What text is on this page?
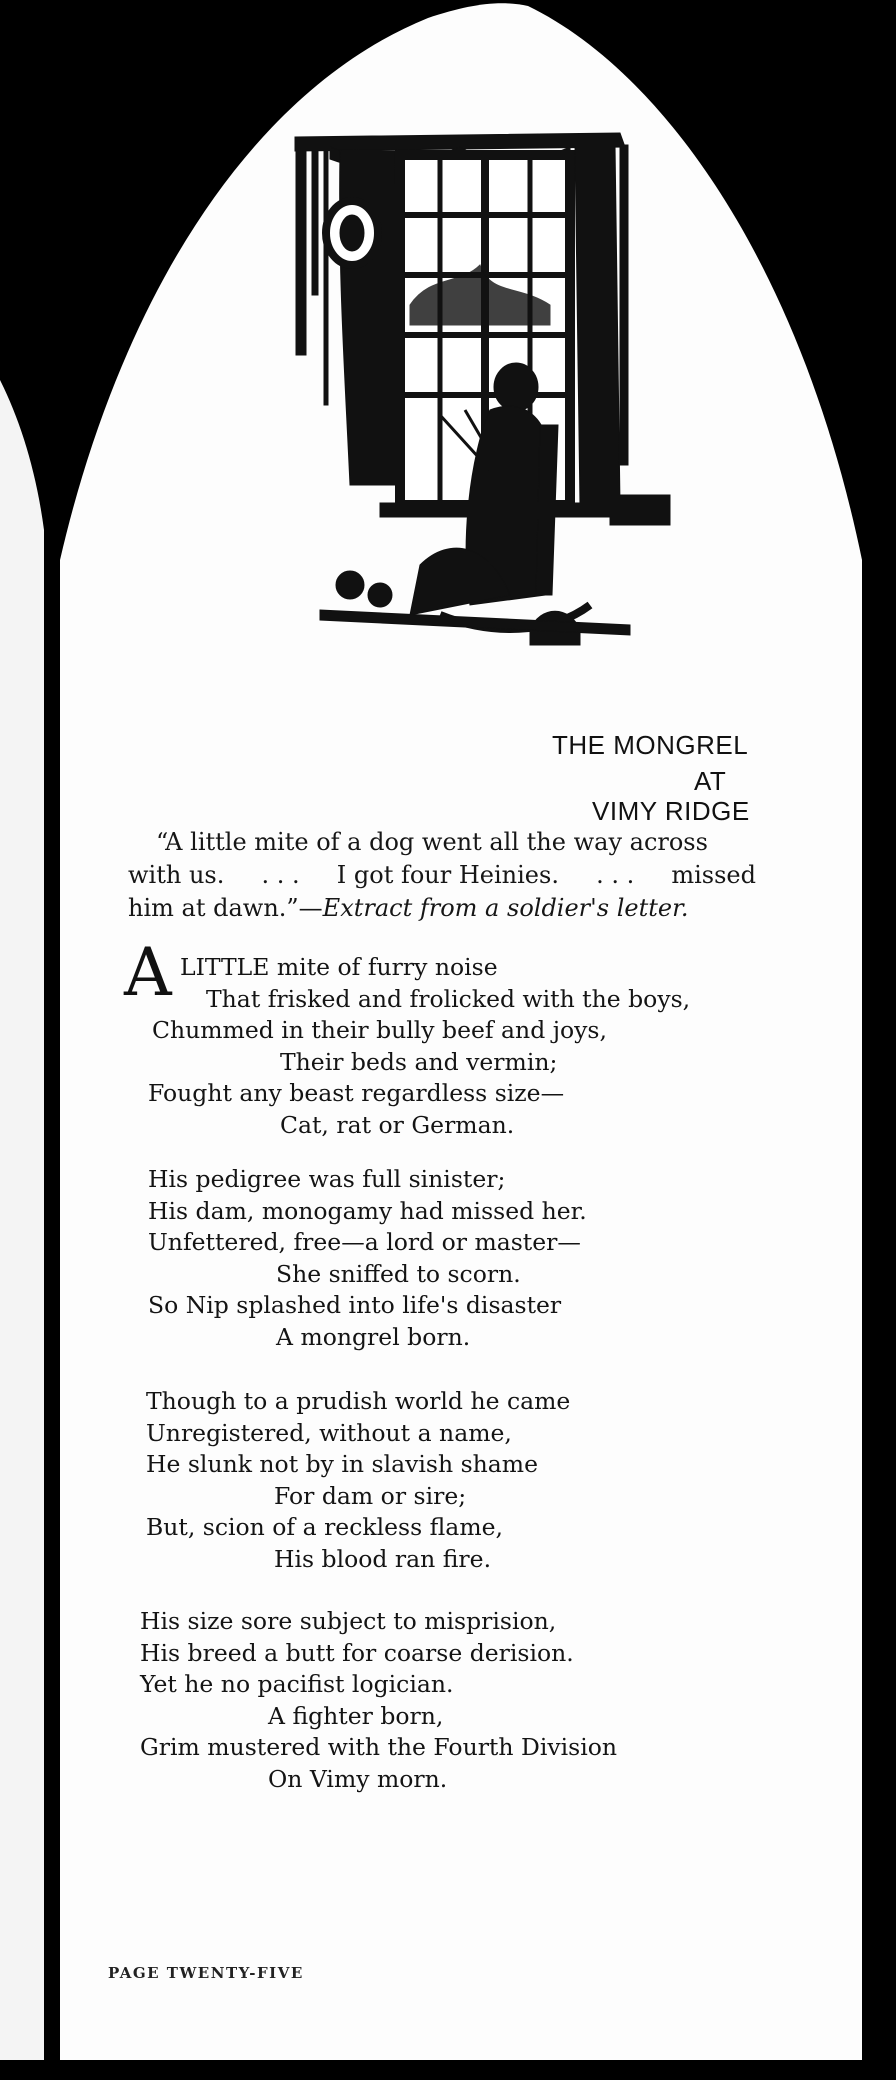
THE MONGREL
AT
VIMY RIDGE
“A little mite of a dog went all the way across
with us. . . . I got four Heinies. . . . missed
him at dawn.”—Extract from a soldier's letter.
A LITTLE mite of furry noise
That frisked and frolicked with the boys,
Chummed in their bully beef and joys,
Their beds and vermin;
Fought any beast regardless size—
Cat, rat or German.
His pedigree was full sinister;
His dam, monogamy had missed her.
Unfettered, free—a lord or master—
She sniffed to scorn.
So Nip splashed into life's disaster
A mongrel born.
Though to a prudish world he came
Unregistered, without a name,
He slunk not by in slavish shame
For dam or sire;
But, scion of a reckless flame,
His blood ran fire.
His size sore subject to misprision,
His breed a butt for coarse derision.
Yet he no pacifist logician.
A fighter born,
Grim mustered with the Fourth Division
On Vimy morn.
PAGE TWENTY-FIVE
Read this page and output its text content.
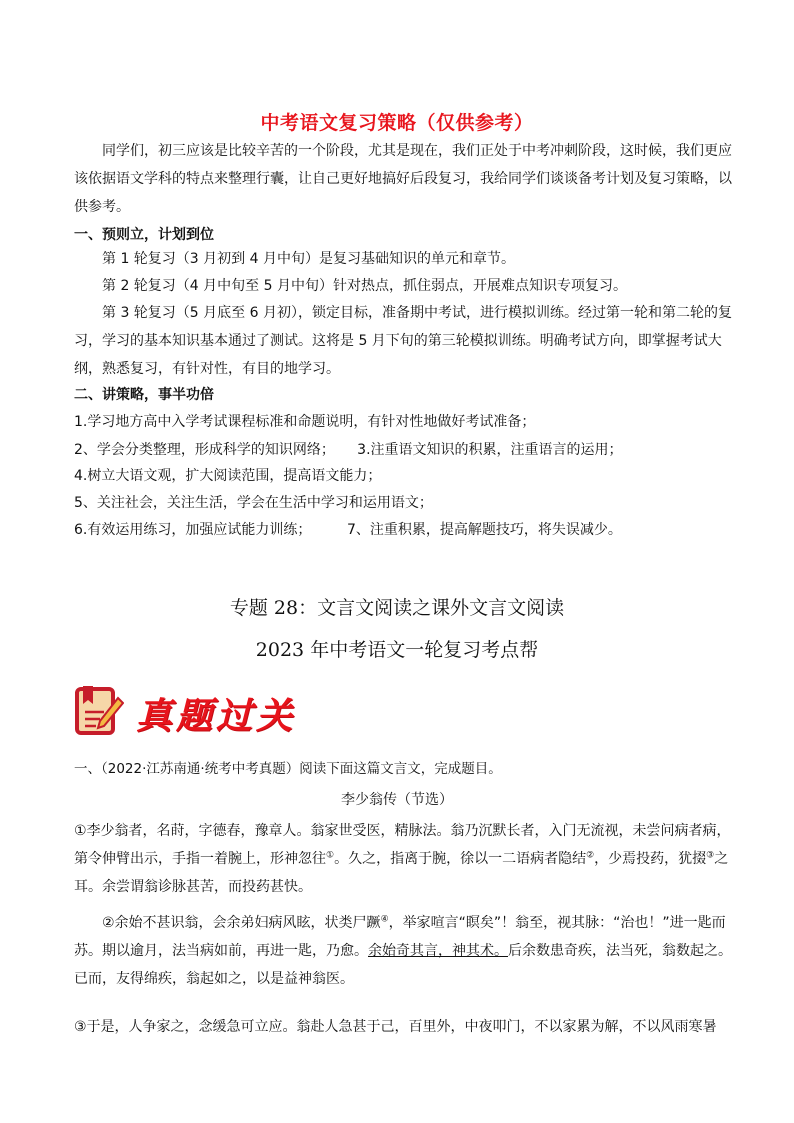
中考语文复习策略（仅供参考）
同学们，初三应该是比较辛苦的一个阶段，尤其是现在，我们正处于中考冲刺阶段，这时候，我们更应该依据语文学科的特点来整理行囊，让自己更好地搞好后段复习，我给同学们谈谈备考计划及复习策略，以供参考。
一、预则立，计划到位
第 1 轮复习（3 月初到 4 月中旬）是复习基础知识的单元和章节。
第 2 轮复习（4 月中旬至 5 月中旬）针对热点，抓住弱点，开展难点知识专项复习。
第 3 轮复习（5 月底至 6 月初），锁定目标，准备期中考试，进行模拟训练。经过第一轮和第二轮的复习，学习的基本知识基本通过了测试。这将是 5 月下旬的第三轮模拟训练。明确考试方向，即掌握考试大纲，熟悉复习，有针对性，有目的地学习。
二、讲策略，事半功倍
1.学习地方高中入学考试课程标准和命题说明，有针对性地做好考试准备；
2、学会分类整理，形成科学的知识网络；     3.注重语文知识的积累，注重语言的运用；
4.树立大语文观，扩大阅读范围，提高语文能力；
5、关注社会，关注生活，学会在生活中学习和运用语文；
6.有效运用练习，加强应试能力训练；        7、注重积累，提高解题技巧，将失误减少。
专题 28：文言文阅读之课外文言文阅读
2023 年中考语文一轮复习考点帮
真题过关
一、（2022·江苏南通·统考中考真题）阅读下面这篇文言文，完成题目。
李少翁传（节选）
①李少翁者，名莳，字德春，豫章人。翁家世受医，精脉法。翁乃沉默长者，入门无流视，未尝问病者病，第令伸臂出示，手指一着腕上，形神忽往①。久之，指离于腕，徐以一二语病者隐结②，少焉投药，犹掇③之耳。余尝谓翁诊脉甚苦，而投药甚快。
②余始不甚识翁，会余弟妇病风眩，状类尸蹶④，举家喧言“瞑矣”！翁至，视其脉：“治也！”进一匙而苏。期以逾月，法当病如前，再进一匙，乃愈。余始奇其言，神其术。后余数患奇疾，法当死，翁数起之。已而，友得绵疾，翁起如之，以是益神翁医。
③于是，人争家之，念缓急可立应。翁赴人急甚于己，百里外，中夜叩门，不以家累为解，不以风雨寒暑
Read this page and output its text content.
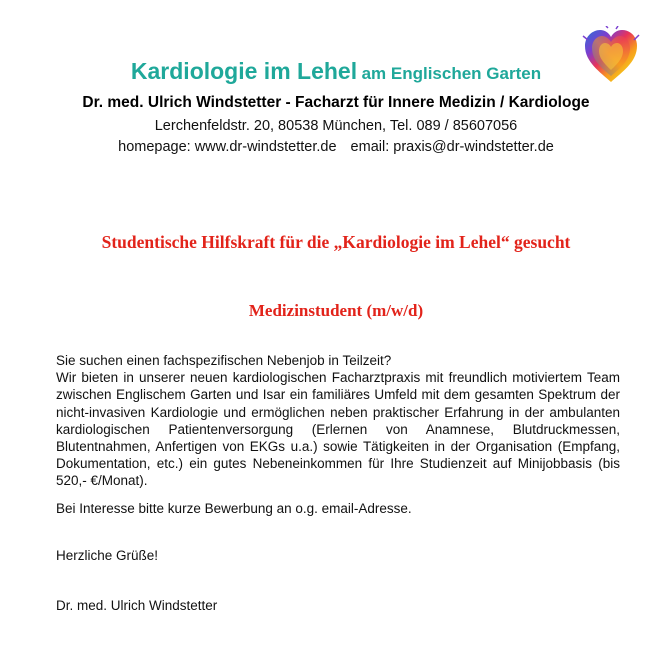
Kardiologie im Lehel am Englischen Garten
Dr. med. Ulrich Windstetter - Facharzt für Innere Medizin / Kardiologe
Lerchenfeldstr. 20, 80538 München, Tel. 089 / 85607056
homepage: www.dr-windstetter.de email: praxis@dr-windstetter.de
Studentische Hilfskraft für die „Kardiologie im Lehel“ gesucht
Medizinstudent (m/w/d)
Sie suchen einen fachspezifischen Nebenjob in Teilzeit?
Wir bieten in unserer neuen kardiologischen Facharztpraxis mit freundlich motiviertem Team zwischen Englischem Garten und Isar ein familiäres Umfeld mit dem gesamten Spektrum der nicht-invasiven Kardiologie und ermöglichen neben praktischer Erfahrung in der ambulanten kardiologischen Patientenversorgung (Erlernen von Anamnese, Blutdruckmessen, Blutentnahmen, Anfertigen von EKGs u.a.) sowie Tätigkeiten in der Organisation (Empfang, Dokumentation, etc.) ein gutes Nebeneinkommen für Ihre Studienzeit auf Minijobbasis (bis 520,- €/Monat).
Bei Interesse bitte kurze Bewerbung an o.g. email-Adresse.
Herzliche Grüße!
Dr. med. Ulrich Windstetter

────────

Print the records word for word and exclude any picture they hold.

> _SOLUTION FOR THIS PROBLEM_
What text is on this page?
THE MONGREL
AT
VIMY RIDGE
“A little mite of a dog went all the way across
with us. . . . I got four Heinies. . . . missed
him at dawn.”—Extract from a soldier's letter.
A LITTLE mite of furry noise
That frisked and frolicked with the boys,
Chummed in their bully beef and joys,
Their beds and vermin;
Fought any beast regardless size—
Cat, rat or German.
His pedigree was full sinister;
His dam, monogamy had missed her.
Unfettered, free—a lord or master—
She sniffed to scorn.
So Nip splashed into life's disaster
A mongrel born.
Though to a prudish world he came
Unregistered, without a name,
He slunk not by in slavish shame
For dam or sire;
But, scion of a reckless flame,
His blood ran fire.
His size sore subject to misprision,
His breed a butt for coarse derision.
Yet he no pacifist logician.
A fighter born,
Grim mustered with the Fourth Division
On Vimy morn.
PAGE TWENTY-FIVE
Read this page and output its text content.
中考语文复习策略（仅供参考）
同学们，初三应该是比较辛苦的一个阶段，尤其是现在，我们正处于中考冲刺阶段，这时候，我们更应该依据语文学科的特点来整理行囊，让自己更好地搞好后段复习，我给同学们谈谈备考计划及复习策略，以供参考。
一、预则立，计划到位
第 1 轮复习（3 月初到 4 月中旬）是复习基础知识的单元和章节。
第 2 轮复习（4 月中旬至 5 月中旬）针对热点，抓住弱点，开展难点知识专项复习。
第 3 轮复习（5 月底至 6 月初），锁定目标，准备期中考试，进行模拟训练。经过第一轮和第二轮的复习，学习的基本知识基本通过了测试。这将是 5 月下旬的第三轮模拟训练。明确考试方向，即掌握考试大纲，熟悉复习，有针对性，有目的地学习。
二、讲策略，事半功倍
1.学习地方高中入学考试课程标准和命题说明，有针对性地做好考试准备；
2、学会分类整理，形成科学的知识网络；     3.注重语文知识的积累，注重语言的运用；
4.树立大语文观，扩大阅读范围，提高语文能力；
5、关注社会，关注生活，学会在生活中学习和运用语文；
6.有效运用练习，加强应试能力训练；        7、注重积累，提高解题技巧，将失误减少。
专题 28：文言文阅读之课外文言文阅读
2023 年中考语文一轮复习考点帮
真题过关
一、（2022·江苏南通·统考中考真题）阅读下面这篇文言文，完成题目。
李少翁传（节选）
①李少翁者，名莳，字德春，豫章人。翁家世受医，精脉法。翁乃沉默长者，入门无流视，未尝问病者病，第令伸臂出示，手指一着腕上，形神忽往①。久之，指离于腕，徐以一二语病者隐结②，少焉投药，犹掇③之耳。余尝谓翁诊脉甚苦，而投药甚快。
②余始不甚识翁，会余弟妇病风眩，状类尸蹶④，举家喧言“瞑矣”！翁至，视其脉：“治也！”进一匙而苏。期以逾月，法当病如前，再进一匙，乃愈。余始奇其言，神其术。后余数患奇疾，法当死，翁数起之。已而，友得绵疾，翁起如之，以是益神翁医。
③于是，人争家之，念缓急可立应。翁赴人急甚于己，百里外，中夜叩门，不以家累为解，不以风雨寒暑
Read this page and output its text content.
Kardiologie im Lehel am Englischen Garten
Dr. med. Ulrich Windstetter - Facharzt für Innere Medizin / Kardiologe
Lerchenfeldstr. 20, 80538 München, Tel. 089 / 85607056
homepage: www.dr-windstetter.de email: praxis@dr-windstetter.de
Studentische Hilfskraft für die „Kardiologie im Lehel“ gesucht
Medizinstudent (m/w/d)
Sie suchen einen fachspezifischen Nebenjob in Teilzeit?
Wir bieten in unserer neuen kardiologischen Facharztpraxis mit freundlich motiviertem Team zwischen Englischem Garten und Isar ein familiäres Umfeld mit dem gesamten Spektrum der nicht-invasiven Kardiologie und ermöglichen neben praktischer Erfahrung in der ambulanten kardiologischen Patientenversorgung (Erlernen von Anamnese, Blutdruckmessen, Blutentnahmen, Anfertigen von EKGs u.a.) sowie Tätigkeiten in der Organisation (Empfang, Dokumentation, etc.) ein gutes Nebeneinkommen für Ihre Studienzeit auf Minijobbasis (bis 520,- €/Monat).
Bei Interesse bitte kurze Bewerbung an o.g. email-Adresse.
Herzliche Grüße!
Dr. med. Ulrich Windstetter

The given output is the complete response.